Supplied entries:
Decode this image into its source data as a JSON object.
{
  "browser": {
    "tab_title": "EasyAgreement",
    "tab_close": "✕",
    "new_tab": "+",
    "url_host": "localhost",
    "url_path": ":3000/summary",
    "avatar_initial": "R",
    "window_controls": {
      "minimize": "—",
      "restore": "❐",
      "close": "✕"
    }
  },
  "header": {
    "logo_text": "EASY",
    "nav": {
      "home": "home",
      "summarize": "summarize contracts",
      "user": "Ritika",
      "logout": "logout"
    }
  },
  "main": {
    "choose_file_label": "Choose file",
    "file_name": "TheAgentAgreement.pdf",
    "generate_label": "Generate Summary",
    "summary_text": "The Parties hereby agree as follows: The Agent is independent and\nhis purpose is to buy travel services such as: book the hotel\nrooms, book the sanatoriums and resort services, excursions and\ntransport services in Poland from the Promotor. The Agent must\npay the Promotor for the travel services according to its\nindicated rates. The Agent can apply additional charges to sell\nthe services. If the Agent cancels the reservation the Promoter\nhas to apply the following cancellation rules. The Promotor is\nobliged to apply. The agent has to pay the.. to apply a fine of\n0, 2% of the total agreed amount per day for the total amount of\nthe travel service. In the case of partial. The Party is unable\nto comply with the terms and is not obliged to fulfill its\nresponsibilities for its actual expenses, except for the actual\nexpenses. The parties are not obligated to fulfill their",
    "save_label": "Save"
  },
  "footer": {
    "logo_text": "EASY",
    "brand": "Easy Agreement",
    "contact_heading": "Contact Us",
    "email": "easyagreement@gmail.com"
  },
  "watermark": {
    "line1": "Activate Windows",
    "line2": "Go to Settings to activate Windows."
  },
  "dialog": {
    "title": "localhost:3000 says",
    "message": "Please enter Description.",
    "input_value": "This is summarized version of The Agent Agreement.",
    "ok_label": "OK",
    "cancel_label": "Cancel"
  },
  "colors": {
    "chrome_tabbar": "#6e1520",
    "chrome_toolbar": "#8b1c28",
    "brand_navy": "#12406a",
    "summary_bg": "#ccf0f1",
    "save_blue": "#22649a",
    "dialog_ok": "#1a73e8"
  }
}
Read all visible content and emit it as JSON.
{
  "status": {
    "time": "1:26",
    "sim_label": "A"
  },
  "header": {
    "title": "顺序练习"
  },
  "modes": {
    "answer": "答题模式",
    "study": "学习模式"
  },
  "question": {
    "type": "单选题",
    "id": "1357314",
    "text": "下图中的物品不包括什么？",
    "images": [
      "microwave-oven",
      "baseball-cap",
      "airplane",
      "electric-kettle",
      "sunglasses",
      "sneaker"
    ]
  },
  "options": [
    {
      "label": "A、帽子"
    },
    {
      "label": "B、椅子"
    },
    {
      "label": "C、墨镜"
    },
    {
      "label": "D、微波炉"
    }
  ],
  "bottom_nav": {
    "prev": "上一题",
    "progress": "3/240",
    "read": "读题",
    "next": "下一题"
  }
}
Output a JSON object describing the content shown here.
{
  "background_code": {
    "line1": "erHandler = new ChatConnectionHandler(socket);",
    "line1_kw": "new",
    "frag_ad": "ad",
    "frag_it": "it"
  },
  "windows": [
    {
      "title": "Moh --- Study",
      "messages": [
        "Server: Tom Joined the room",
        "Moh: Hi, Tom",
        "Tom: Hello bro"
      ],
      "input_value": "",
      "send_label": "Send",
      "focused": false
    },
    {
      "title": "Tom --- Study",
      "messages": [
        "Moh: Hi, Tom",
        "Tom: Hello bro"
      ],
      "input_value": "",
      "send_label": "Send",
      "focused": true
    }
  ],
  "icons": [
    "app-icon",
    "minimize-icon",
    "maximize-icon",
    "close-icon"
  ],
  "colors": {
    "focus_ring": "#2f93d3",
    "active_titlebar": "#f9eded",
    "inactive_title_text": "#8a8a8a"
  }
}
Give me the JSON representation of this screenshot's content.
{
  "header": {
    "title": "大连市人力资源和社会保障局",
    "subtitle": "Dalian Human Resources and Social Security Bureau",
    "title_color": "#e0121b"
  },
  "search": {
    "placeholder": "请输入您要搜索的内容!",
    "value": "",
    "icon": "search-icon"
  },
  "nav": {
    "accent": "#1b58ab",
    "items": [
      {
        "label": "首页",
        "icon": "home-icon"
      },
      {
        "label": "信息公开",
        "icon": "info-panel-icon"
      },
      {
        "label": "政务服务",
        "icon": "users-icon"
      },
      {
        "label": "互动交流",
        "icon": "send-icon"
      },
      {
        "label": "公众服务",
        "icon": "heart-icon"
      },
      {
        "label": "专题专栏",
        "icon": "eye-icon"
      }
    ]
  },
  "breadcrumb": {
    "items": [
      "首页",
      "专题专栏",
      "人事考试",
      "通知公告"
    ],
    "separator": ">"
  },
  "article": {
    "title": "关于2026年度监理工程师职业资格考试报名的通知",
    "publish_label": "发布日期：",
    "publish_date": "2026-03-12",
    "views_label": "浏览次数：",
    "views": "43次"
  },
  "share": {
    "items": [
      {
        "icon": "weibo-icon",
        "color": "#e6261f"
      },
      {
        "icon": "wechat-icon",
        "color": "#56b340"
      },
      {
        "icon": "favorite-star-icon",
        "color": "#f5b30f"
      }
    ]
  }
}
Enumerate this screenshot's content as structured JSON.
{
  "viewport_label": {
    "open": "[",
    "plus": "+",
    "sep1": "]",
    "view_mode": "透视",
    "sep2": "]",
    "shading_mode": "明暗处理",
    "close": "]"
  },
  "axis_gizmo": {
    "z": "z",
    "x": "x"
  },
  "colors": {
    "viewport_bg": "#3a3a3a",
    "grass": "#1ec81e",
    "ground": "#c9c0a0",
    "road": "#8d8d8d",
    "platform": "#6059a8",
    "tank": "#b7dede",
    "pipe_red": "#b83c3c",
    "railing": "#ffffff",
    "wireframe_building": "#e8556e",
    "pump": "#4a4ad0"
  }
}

Objective: Retype all the records, matching them exactly.

Result for this task:
Decode this image into its source data as a JSON object.
{
  "browser": {
    "tab_title": "EasyAgreement",
    "tab_close": "✕",
    "new_tab": "+",
    "url_host": "localhost",
    "url_path": ":3000/summary",
    "avatar_initial": "R",
    "window_controls": {
      "minimize": "—",
      "restore": "❐",
      "close": "✕"
    }
  },
  "header": {
    "logo_text": "EASY",
    "nav": {
      "home": "home",
      "summarize": "summarize contracts",
      "user": "Ritika",
      "logout": "logout"
    }
  },
  "main": {
    "choose_file_label": "Choose file",
    "file_name": "TheAgentAgreement.pdf",
    "generate_label": "Generate Summary",
    "summary_text": "The Parties hereby agree as follows: The Agent is independent and\nhis purpose is to buy travel services such as: book the hotel\nrooms, book the sanatoriums and resort services, excursions and\ntransport services in Poland from the Promotor. The Agent must\npay the Promotor for the travel services according to its\nindicated rates. The Agent can apply additional charges to sell\nthe services. If the Agent cancels the reservation the Promoter\nhas to apply the following cancellation rules. The Promotor is\nobliged to apply. The agent has to pay the.. to apply a fine of\n0, 2% of the total agreed amount per day for the total amount of\nthe travel service. In the case of partial. The Party is unable\nto comply with the terms and is not obliged to fulfill its\nresponsibilities for its actual expenses, except for the actual\nexpenses. The parties are not obligated to fulfill their",
    "save_label": "Save"
  },
  "footer": {
    "logo_text": "EASY",
    "brand": "Easy Agreement",
    "contact_heading": "Contact Us",
    "email": "easyagreement@gmail.com"
  },
  "watermark": {
    "line1": "Activate Windows",
    "line2": "Go to Settings to activate Windows."
  },
  "dialog": {
    "title": "localhost:3000 says",
    "message": "Please enter Description.",
    "input_value": "This is summarized version of The Agent Agreement.",
    "ok_label": "OK",
    "cancel_label": "Cancel"
  },
  "colors": {
    "chrome_tabbar": "#6e1520",
    "chrome_toolbar": "#8b1c28",
    "brand_navy": "#12406a",
    "summary_bg": "#ccf0f1",
    "save_blue": "#22649a",
    "dialog_ok": "#1a73e8"
  }
}
Read all visible content and emit it as JSON.
{
  "status": {
    "time": "1:26",
    "sim_label": "A"
  },
  "header": {
    "title": "顺序练习"
  },
  "modes": {
    "answer": "答题模式",
    "study": "学习模式"
  },
  "question": {
    "type": "单选题",
    "id": "1357314",
    "text": "下图中的物品不包括什么？",
    "images": [
      "microwave-oven",
      "baseball-cap",
      "airplane",
      "electric-kettle",
      "sunglasses",
      "sneaker"
    ]
  },
  "options": [
    {
      "label": "A、帽子"
    },
    {
      "label": "B、椅子"
    },
    {
      "label": "C、墨镜"
    },
    {
      "label": "D、微波炉"
    }
  ],
  "bottom_nav": {
    "prev": "上一题",
    "progress": "3/240",
    "read": "读题",
    "next": "下一题"
  }
}
Output a JSON object describing the content shown here.
{
  "background_code": {
    "line1": "erHandler = new ChatConnectionHandler(socket);",
    "line1_kw": "new",
    "frag_ad": "ad",
    "frag_it": "it"
  },
  "windows": [
    {
      "title": "Moh --- Study",
      "messages": [
        "Server: Tom Joined the room",
        "Moh: Hi, Tom",
        "Tom: Hello bro"
      ],
      "input_value": "",
      "send_label": "Send",
      "focused": false
    },
    {
      "title": "Tom --- Study",
      "messages": [
        "Moh: Hi, Tom",
        "Tom: Hello bro"
      ],
      "input_value": "",
      "send_label": "Send",
      "focused": true
    }
  ],
  "icons": [
    "app-icon",
    "minimize-icon",
    "maximize-icon",
    "close-icon"
  ],
  "colors": {
    "focus_ring": "#2f93d3",
    "active_titlebar": "#f9eded",
    "inactive_title_text": "#8a8a8a"
  }
}
Give me the JSON representation of this screenshot's content.
{
  "header": {
    "title": "大连市人力资源和社会保障局",
    "subtitle": "Dalian Human Resources and Social Security Bureau",
    "title_color": "#e0121b"
  },
  "search": {
    "placeholder": "请输入您要搜索的内容!",
    "value": "",
    "icon": "search-icon"
  },
  "nav": {
    "accent": "#1b58ab",
    "items": [
      {
        "label": "首页",
        "icon": "home-icon"
      },
      {
        "label": "信息公开",
        "icon": "info-panel-icon"
      },
      {
        "label": "政务服务",
        "icon": "users-icon"
      },
      {
        "label": "互动交流",
        "icon": "send-icon"
      },
      {
        "label": "公众服务",
        "icon": "heart-icon"
      },
      {
        "label": "专题专栏",
        "icon": "eye-icon"
      }
    ]
  },
  "breadcrumb": {
    "items": [
      "首页",
      "专题专栏",
      "人事考试",
      "通知公告"
    ],
    "separator": ">"
  },
  "article": {
    "title": "关于2026年度监理工程师职业资格考试报名的通知",
    "publish_label": "发布日期：",
    "publish_date": "2026-03-12",
    "views_label": "浏览次数：",
    "views": "43次"
  },
  "share": {
    "items": [
      {
        "icon": "weibo-icon",
        "color": "#e6261f"
      },
      {
        "icon": "wechat-icon",
        "color": "#56b340"
      },
      {
        "icon": "favorite-star-icon",
        "color": "#f5b30f"
      }
    ]
  }
}
Enumerate this screenshot's content as structured JSON.
{
  "viewport_label": {
    "open": "[",
    "plus": "+",
    "sep1": "]",
    "view_mode": "透视",
    "sep2": "]",
    "shading_mode": "明暗处理",
    "close": "]"
  },
  "axis_gizmo": {
    "z": "z",
    "x": "x"
  },
  "colors": {
    "viewport_bg": "#3a3a3a",
    "grass": "#1ec81e",
    "ground": "#c9c0a0",
    "road": "#8d8d8d",
    "platform": "#6059a8",
    "tank": "#b7dede",
    "pipe_red": "#b83c3c",
    "railing": "#ffffff",
    "wireframe_building": "#e8556e",
    "pump": "#4a4ad0"
  }
}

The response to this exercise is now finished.